Set exercise:
Using the records below, give the number of lines where the word "RADIO" appears, with no further output.

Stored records

--------

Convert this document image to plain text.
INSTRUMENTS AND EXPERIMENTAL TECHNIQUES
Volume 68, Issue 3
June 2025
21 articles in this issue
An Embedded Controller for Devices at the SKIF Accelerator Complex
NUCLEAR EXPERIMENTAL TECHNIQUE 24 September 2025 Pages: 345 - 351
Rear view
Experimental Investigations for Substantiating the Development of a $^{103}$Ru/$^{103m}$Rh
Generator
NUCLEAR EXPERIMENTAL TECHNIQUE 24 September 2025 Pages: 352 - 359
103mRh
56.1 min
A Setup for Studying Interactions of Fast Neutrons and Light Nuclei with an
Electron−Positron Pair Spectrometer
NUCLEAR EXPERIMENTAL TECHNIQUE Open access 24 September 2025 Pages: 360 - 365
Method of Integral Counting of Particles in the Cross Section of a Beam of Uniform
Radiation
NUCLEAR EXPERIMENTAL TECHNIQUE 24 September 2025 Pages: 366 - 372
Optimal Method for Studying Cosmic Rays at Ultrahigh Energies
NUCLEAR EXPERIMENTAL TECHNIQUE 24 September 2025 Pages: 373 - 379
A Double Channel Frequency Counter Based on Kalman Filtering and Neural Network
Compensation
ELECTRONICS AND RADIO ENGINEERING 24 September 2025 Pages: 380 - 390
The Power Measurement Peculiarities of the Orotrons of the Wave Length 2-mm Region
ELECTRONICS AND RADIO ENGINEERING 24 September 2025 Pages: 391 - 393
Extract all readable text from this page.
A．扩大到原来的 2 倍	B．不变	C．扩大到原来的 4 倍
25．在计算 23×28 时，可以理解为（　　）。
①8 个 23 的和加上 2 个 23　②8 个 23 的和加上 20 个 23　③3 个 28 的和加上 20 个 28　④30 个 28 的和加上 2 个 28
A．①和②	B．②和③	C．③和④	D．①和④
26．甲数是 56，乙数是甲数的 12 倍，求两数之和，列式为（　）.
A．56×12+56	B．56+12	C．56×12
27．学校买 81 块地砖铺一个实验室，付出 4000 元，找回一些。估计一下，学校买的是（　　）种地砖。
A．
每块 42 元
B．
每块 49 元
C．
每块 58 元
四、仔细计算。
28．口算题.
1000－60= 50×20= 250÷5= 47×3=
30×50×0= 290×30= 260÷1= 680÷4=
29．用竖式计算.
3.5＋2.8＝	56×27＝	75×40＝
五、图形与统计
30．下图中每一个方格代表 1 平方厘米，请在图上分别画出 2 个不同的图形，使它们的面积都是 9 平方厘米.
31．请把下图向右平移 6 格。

--------

Exercise solution:
2